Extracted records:
────

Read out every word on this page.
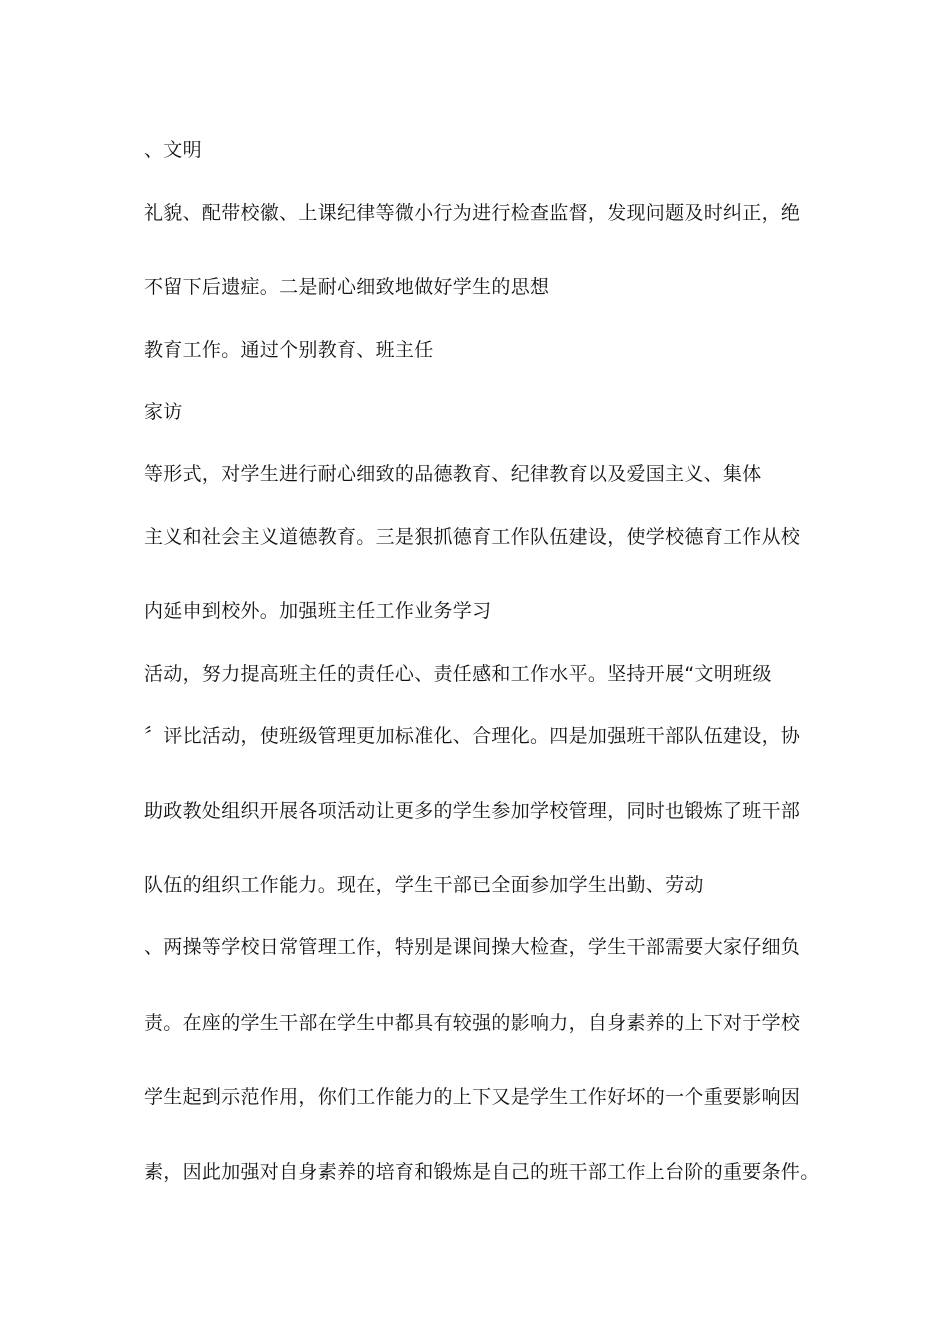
、文明
礼貌、配带校徽、上课纪律等微小行为进行检查监督，发现问题及时纠正，绝
不留下后遗症。二是耐心细致地做好学生的思想
教育工作。通过个别教育、班主任
家访
等形式，对学生进行耐心细致的品德教育、纪律教育以及爱国主义、集体
主义和社会主义道德教育。三是狠抓德育工作队伍建设，使学校德育工作从校
内延申到校外。加强班主任工作业务学习
活动，努力提高班主任的责任心、责任感和工作水平。坚持开展“文明班级
〞评比活动，使班级管理更加标准化、合理化。四是加强班干部队伍建设，协
助政教处组织开展各项活动让更多的学生参加学校管理，同时也锻炼了班干部
队伍的组织工作能力。现在，学生干部已全面参加学生出勤、劳动
、两操等学校日常管理工作，特别是课间操大检查，学生干部需要大家仔细负
责。在座的学生干部在学生中都具有较强的影响力，自身素养的上下对于学校
学生起到示范作用，你们工作能力的上下又是学生工作好坏的一个重要影响因
素，因此加强对自身素养的培育和锻炼是自己的班干部工作上台阶的重要条件。
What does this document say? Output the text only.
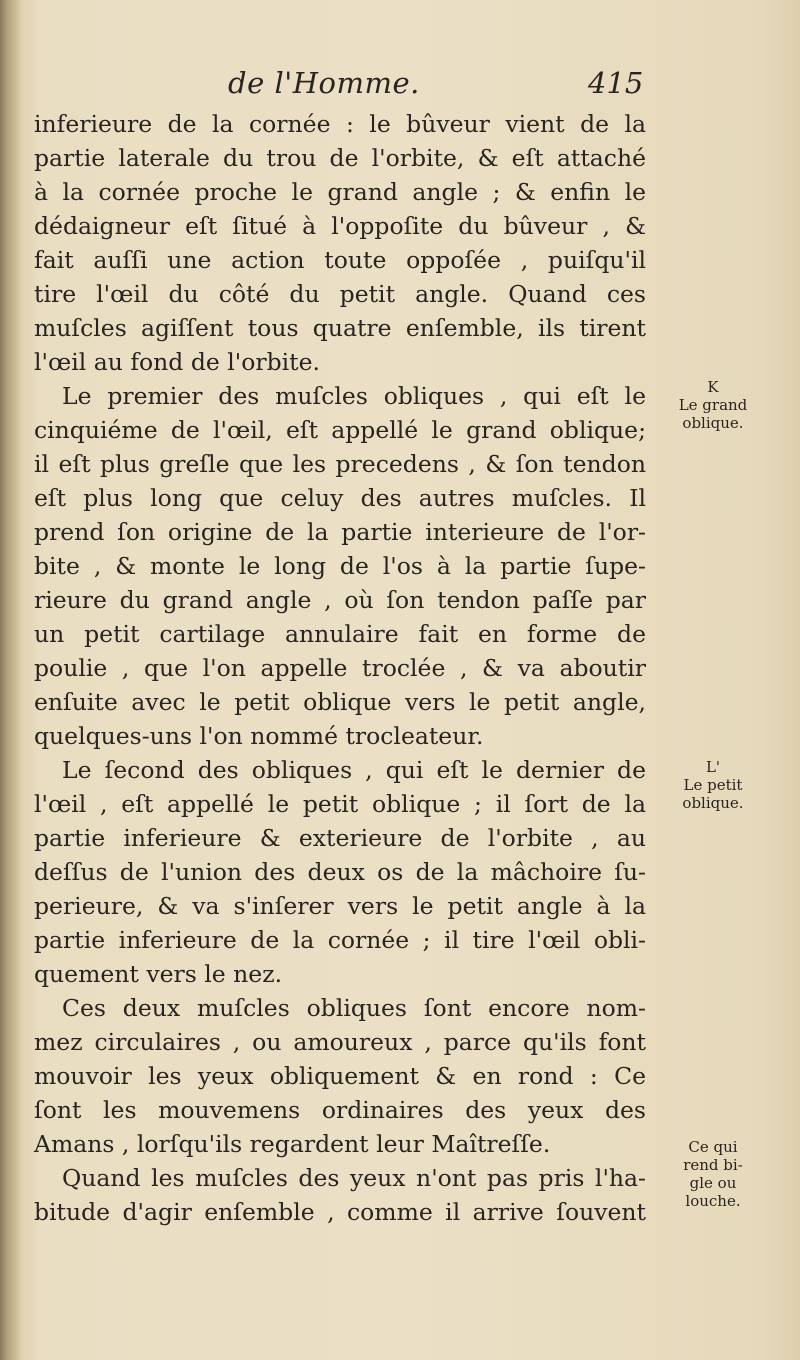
de l'Homme.	415
inferieure de la cornée : le bûveur vient de la
partie laterale du trou de l'orbite, & eſt attaché
à la cornée proche le grand angle ; & enfin le
dédaigneur eſt ſitué à l'oppoſite du bûveur , &
fait auſſi une action toute oppoſée , puiſqu'il
tire l'œil du côté du petit angle. Quand ces
muſcles agiſſent tous quatre enſemble, ils tirent
l'œil au fond de l'orbite.
Le premier des muſcles obliques , qui eſt le
cinquiéme de l'œil, eſt appellé le grand oblique;
il eſt plus greſle que les precedens , & ſon tendon
eſt plus long que celuy des autres muſcles. Il
prend ſon origine de la partie interieure de l'or-
bite , & monte le long de l'os à la partie ſupe-
rieure du grand angle , où ſon tendon paſſe par
un petit cartilage annulaire fait en forme de
poulie , que l'on appelle troclée , & va aboutir
enſuite avec le petit oblique vers le petit angle,
quelques-uns l'on nommé trocleateur.
Le ſecond des obliques , qui eſt le dernier de
l'œil , eſt appellé le petit oblique ; il ſort de la
partie inferieure & exterieure de l'orbite , au
deſſus de l'union des deux os de la mâchoire ſu-
perieure, & va s'inſerer vers le petit angle à la
partie inferieure de la cornée ; il tire l'œil obli-
quement vers le nez.
Ces deux muſcles obliques ſont encore nom-
mez circulaires , ou amoureux , parce qu'ils font
mouvoir les yeux obliquement & en rond : Ce
ſont les mouvemens ordinaires des yeux des
Amans , lorſqu'ils regardent leur Maîtreſſe.
Quand les muſcles des yeux n'ont pas pris l'ha-
bitude d'agir enſemble , comme il arrive ſouvent
K
Le grand
oblique.
L'
Le petit
oblique.
Ce qui
rend bi-
gle ou
louche.
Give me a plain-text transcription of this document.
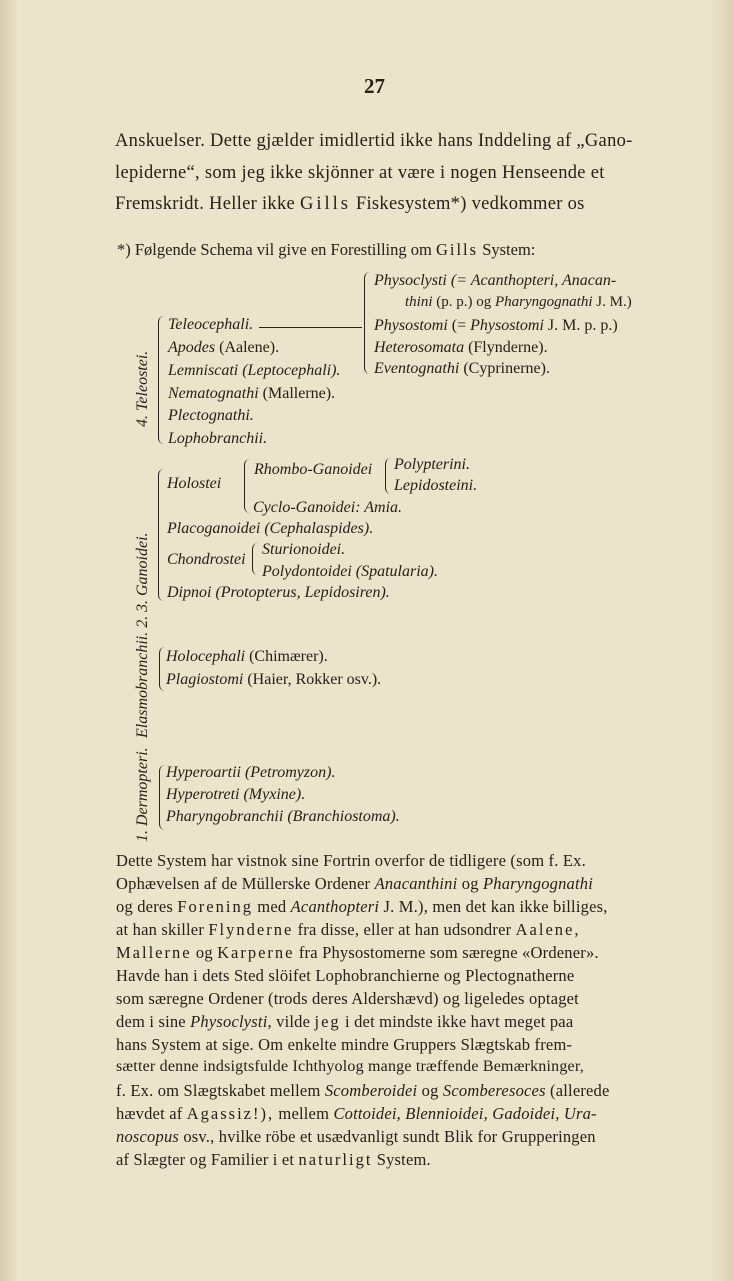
27
Anskuelser. Dette gjælder imidlertid ikke hans Inddeling af „Gano-
lepiderne“, som jeg ikke skjönner at være i nogen Henseende et
Fremskridt. Heller ikke Gills Fiskesystem*) vedkommer os
*) Følgende Schema vil give en Forestilling om Gills System:
4. Teleostei.
3. Ganoidei.
Elasmobranchii. 2.
1. Dermopteri.
Teleocephali.
Apodes (Aalene).
Lemniscati (Leptocephali).
Nematognathi (Mallerne).
Plectognathi.
Lophobranchii.
Physoclysti (= Acanthopteri, Anacan-
thini (p. p.) og Pharyngognathi J. M.)
Physostomi (= Physostomi J. M. p. p.)
Heterosomata (Flynderne).
Eventognathi (Cyprinerne).
Holostei
Rhombo-Ganoidei Polypterini.
Lepidosteini.
Cyclo-Ganoidei: Amia.
Placoganoidei (Cephalaspides).
Chondrostei
Sturionoidei.
Polydontoidei (Spatularia).
Dipnoi (Protopterus, Lepidosiren).
Holocephali (Chimærer).
Plagiostomi (Haier, Rokker osv.).
Hyperoartii (Petromyzon).
Hyperotreti (Myxine).
Pharyngobranchii (Branchiostoma).
Dette System har vistnok sine Fortrin overfor de tidligere (som f. Ex.
Ophævelsen af de Müllerske Ordener Anacanthini og Pharyngognathi
og deres Forening med Acanthopteri J. M.), men det kan ikke billiges,
at han skiller Flynderne fra disse, eller at han udsondrer Aalene,
Mallerne og Karperne fra Physostomerne som særegne «Ordener».
Havde han i dets Sted slöifet Lophobranchierne og Plectognatherne
som særegne Ordener (trods deres Aldershævd) og ligeledes optaget
dem i sine Physoclysti, vilde jeg i det mindste ikke havt meget paa
hans System at sige. Om enkelte mindre Gruppers Slægtskab frem-
sætter denne indsigtsfulde Ichthyolog mange træffende Bemærkninger,
f. Ex. om Slægtskabet mellem Scomberoidei og Scomberesoces (allerede
hævdet af Agassiz!), mellem Cottoidei, Blennioidei, Gadoidei, Ura-
noscopus osv., hvilke röbe et usædvanligt sundt Blik for Grupperingen
af Slægter og Familier i et naturligt System.
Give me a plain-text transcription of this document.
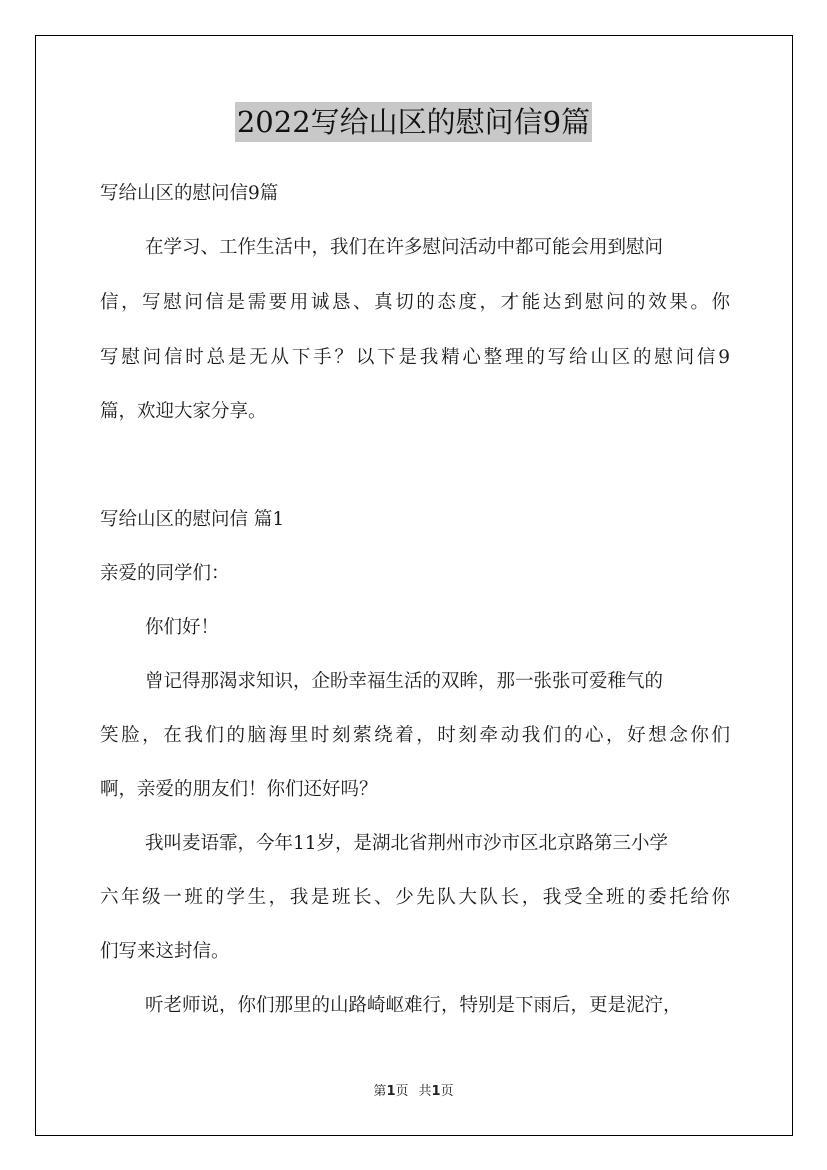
2022写给山区的慰问信9篇
写给山区的慰问信9篇
在学习、工作生活中，我们在许多慰问活动中都可能会用到慰问
信，写慰问信是需要用诚恳、真切的态度，才能达到慰问的效果。你
写慰问信时总是无从下手？以下是我精心整理的写给山区的慰问信9
篇，欢迎大家分享。
写给山区的慰问信 篇1
亲爱的同学们：
你们好！
曾记得那渴求知识，企盼幸福生活的双眸，那一张张可爱稚气的
笑脸，在我们的脑海里时刻萦绕着，时刻牵动我们的心，好想念你们
啊，亲爱的朋友们！你们还好吗？
我叫麦语霏，今年11岁，是湖北省荆州市沙市区北京路第三小学
六年级一班的学生，我是班长、少先队大队长，我受全班的委托给你
们写来这封信。
听老师说，你们那里的山路崎岖难行，特别是下雨后，更是泥泞，
第1页 共1页
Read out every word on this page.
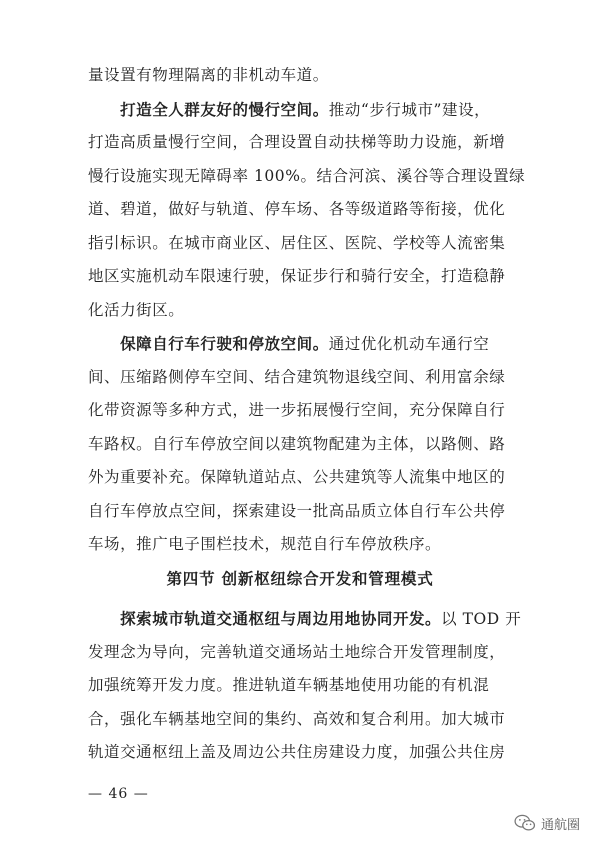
量设置有物理隔离的非机动车道。
　　打造全人群友好的慢行空间。推动“步行城市”建设，
打造高质量慢行空间，合理设置自动扶梯等助力设施，新增
慢行设施实现无障碍率 100%。结合河滨、溪谷等合理设置绿
道、碧道，做好与轨道、停车场、各等级道路等衔接，优化
指引标识。在城市商业区、居住区、医院、学校等人流密集
地区实施机动车限速行驶，保证步行和骑行安全，打造稳静
化活力街区。
　　保障自行车行驶和停放空间。通过优化机动车通行空
间、压缩路侧停车空间、结合建筑物退线空间、利用富余绿
化带资源等多种方式，进一步拓展慢行空间，充分保障自行
车路权。自行车停放空间以建筑物配建为主体，以路侧、路
外为重要补充。保障轨道站点、公共建筑等人流集中地区的
自行车停放点空间，探索建设一批高品质立体自行车公共停
车场，推广电子围栏技术，规范自行车停放秩序。
第四节 创新枢纽综合开发和管理模式
　　探索城市轨道交通枢纽与周边用地协同开发。以 TOD 开
发理念为导向，完善轨道交通场站土地综合开发管理制度，
加强统筹开发力度。推进轨道车辆基地使用功能的有机混
合，强化车辆基地空间的集约、高效和复合利用。加大城市
轨道交通枢纽上盖及周边公共住房建设力度，加强公共住房
— 46 —
通航圈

────

* THE TASK: Search the data for the string "long" and copy each line where it appears.

* WRITTEN ANSWER:
eſt plus long que celuy des autres muſcles. Il
bite , & monte le long de l'os à la partie ſupe-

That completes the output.